▶ [Supplied material]
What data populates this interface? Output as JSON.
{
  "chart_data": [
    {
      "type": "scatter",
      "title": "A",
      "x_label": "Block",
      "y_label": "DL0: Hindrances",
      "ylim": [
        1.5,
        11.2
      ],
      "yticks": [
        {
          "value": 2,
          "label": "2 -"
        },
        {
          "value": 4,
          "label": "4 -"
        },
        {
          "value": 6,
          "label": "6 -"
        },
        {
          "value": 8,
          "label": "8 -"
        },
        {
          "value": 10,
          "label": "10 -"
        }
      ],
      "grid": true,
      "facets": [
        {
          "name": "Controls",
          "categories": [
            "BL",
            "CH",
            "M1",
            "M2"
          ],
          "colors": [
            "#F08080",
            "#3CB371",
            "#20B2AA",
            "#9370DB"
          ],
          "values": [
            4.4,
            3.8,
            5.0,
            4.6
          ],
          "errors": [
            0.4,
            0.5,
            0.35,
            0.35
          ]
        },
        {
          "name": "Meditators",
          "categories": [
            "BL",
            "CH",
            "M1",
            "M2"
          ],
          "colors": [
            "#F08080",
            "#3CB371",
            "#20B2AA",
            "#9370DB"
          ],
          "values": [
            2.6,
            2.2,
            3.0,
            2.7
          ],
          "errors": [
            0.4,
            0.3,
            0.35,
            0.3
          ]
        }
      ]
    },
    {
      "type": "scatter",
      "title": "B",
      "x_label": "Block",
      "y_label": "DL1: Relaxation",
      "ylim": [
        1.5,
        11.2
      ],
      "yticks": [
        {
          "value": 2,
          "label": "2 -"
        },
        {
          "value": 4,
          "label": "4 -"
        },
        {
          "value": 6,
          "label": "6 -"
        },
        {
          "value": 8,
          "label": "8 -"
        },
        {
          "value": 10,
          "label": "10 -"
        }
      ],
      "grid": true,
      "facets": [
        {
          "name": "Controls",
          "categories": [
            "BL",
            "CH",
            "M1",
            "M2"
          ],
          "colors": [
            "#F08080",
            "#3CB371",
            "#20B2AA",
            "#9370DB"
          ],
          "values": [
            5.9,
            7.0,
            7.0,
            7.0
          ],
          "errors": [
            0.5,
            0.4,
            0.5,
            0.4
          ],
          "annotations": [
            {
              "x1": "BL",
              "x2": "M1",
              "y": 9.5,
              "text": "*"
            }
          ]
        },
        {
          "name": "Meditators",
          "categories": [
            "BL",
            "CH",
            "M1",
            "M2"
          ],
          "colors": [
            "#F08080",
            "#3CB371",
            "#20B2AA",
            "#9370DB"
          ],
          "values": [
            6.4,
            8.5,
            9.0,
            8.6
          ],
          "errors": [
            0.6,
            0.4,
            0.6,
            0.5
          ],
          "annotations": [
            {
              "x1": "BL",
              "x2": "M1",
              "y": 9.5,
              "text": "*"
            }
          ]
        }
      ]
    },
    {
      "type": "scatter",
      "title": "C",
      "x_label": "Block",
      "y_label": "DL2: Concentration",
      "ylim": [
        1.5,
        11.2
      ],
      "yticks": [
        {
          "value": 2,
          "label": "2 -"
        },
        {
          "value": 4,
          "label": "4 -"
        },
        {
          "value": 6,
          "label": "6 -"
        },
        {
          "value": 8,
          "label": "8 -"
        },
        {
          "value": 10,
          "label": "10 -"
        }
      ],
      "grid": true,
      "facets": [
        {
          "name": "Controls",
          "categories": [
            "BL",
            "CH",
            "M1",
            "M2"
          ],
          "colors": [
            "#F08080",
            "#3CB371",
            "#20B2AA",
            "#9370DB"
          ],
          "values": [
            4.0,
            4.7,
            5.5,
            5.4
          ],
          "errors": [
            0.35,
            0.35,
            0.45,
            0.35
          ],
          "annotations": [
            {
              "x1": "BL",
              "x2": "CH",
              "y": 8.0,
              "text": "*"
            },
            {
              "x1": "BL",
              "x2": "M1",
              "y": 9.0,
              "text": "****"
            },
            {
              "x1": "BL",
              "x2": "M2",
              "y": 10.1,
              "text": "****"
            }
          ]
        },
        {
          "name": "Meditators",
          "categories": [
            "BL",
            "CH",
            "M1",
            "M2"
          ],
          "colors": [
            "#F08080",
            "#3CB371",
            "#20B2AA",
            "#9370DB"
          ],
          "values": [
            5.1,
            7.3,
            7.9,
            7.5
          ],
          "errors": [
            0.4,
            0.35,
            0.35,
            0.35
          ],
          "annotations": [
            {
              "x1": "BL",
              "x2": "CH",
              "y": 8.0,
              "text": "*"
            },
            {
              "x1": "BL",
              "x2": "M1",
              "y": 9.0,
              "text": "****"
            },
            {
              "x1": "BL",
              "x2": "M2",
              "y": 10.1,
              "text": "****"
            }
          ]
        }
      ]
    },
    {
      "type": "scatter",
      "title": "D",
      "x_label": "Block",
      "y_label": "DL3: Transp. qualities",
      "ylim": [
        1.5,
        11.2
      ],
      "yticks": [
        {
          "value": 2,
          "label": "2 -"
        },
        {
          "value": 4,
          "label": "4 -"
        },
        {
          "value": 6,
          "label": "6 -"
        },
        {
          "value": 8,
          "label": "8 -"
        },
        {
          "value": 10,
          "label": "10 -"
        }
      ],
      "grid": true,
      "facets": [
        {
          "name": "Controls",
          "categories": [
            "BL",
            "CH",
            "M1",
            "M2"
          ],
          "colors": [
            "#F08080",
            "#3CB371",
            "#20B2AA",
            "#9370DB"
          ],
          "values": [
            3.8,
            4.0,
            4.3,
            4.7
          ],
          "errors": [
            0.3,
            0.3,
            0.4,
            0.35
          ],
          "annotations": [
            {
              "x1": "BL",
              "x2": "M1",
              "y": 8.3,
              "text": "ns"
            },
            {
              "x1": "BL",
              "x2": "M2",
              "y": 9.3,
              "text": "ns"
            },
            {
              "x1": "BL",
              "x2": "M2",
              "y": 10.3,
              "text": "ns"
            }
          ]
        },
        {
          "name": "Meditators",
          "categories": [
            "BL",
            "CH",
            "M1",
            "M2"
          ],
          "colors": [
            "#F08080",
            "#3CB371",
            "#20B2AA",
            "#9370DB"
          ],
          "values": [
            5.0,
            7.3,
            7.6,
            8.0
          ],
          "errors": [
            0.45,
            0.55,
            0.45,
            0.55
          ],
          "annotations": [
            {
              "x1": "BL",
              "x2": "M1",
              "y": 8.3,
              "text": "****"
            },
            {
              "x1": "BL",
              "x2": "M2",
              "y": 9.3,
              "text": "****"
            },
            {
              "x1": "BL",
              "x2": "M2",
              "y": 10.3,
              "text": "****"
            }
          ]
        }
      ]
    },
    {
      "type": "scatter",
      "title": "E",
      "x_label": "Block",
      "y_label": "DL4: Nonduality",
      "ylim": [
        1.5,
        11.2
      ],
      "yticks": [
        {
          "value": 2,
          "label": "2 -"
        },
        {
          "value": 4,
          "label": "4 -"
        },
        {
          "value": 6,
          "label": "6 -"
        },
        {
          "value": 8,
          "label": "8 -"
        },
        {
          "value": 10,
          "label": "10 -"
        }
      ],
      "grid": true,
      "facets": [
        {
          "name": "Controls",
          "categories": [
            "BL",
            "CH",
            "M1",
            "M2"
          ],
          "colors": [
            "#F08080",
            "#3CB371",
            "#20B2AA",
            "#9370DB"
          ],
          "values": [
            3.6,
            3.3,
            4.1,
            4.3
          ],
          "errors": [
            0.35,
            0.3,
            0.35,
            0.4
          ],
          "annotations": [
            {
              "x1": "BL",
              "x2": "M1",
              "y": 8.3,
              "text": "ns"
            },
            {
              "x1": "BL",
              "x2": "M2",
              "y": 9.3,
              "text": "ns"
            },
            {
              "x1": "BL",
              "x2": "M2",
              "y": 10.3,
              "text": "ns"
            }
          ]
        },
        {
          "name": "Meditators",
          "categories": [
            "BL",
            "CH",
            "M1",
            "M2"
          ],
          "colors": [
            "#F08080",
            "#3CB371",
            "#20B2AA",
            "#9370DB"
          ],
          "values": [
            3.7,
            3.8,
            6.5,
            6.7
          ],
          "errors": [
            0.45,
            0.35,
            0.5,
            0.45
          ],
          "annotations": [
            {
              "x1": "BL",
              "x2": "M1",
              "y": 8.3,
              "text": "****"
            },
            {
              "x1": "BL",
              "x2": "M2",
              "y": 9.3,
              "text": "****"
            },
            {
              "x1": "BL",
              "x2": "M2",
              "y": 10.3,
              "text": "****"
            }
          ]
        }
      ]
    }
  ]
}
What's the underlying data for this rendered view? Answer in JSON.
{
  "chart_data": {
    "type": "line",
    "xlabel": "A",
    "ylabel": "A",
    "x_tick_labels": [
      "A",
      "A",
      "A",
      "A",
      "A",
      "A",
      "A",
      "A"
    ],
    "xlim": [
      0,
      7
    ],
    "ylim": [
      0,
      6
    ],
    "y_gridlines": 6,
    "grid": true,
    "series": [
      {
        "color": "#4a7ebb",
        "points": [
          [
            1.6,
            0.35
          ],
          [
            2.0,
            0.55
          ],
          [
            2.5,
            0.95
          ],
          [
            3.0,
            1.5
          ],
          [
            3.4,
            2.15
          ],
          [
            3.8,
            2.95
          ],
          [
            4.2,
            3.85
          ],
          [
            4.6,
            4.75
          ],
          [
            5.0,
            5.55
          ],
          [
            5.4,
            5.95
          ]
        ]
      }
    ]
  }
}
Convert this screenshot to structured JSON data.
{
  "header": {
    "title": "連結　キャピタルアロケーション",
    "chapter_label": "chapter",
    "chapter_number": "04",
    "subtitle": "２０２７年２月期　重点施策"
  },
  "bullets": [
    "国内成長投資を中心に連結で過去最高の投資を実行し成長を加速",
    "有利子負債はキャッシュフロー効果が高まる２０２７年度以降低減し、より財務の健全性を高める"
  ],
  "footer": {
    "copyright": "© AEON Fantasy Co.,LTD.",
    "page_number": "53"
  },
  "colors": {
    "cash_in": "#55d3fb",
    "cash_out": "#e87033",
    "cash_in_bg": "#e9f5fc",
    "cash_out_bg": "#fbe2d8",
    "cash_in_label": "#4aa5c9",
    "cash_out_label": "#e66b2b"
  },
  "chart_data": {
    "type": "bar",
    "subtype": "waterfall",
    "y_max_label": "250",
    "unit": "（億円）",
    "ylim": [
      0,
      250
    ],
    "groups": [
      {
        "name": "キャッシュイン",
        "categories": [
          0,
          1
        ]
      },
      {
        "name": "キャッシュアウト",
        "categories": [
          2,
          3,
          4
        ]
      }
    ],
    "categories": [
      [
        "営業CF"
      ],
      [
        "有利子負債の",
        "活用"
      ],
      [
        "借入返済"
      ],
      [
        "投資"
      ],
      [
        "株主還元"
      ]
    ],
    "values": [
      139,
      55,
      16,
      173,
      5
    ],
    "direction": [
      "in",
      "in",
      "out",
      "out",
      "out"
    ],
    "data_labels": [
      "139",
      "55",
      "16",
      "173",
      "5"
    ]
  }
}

▶ [Objective]
Copy every line of the entries above in which "this" occurs.

▶ [Right answer]
What data populates this interface? Output as JSON.
What's the underlying data for this rendered view? Answer in JSON.
Convert this screenshot to structured JSON data.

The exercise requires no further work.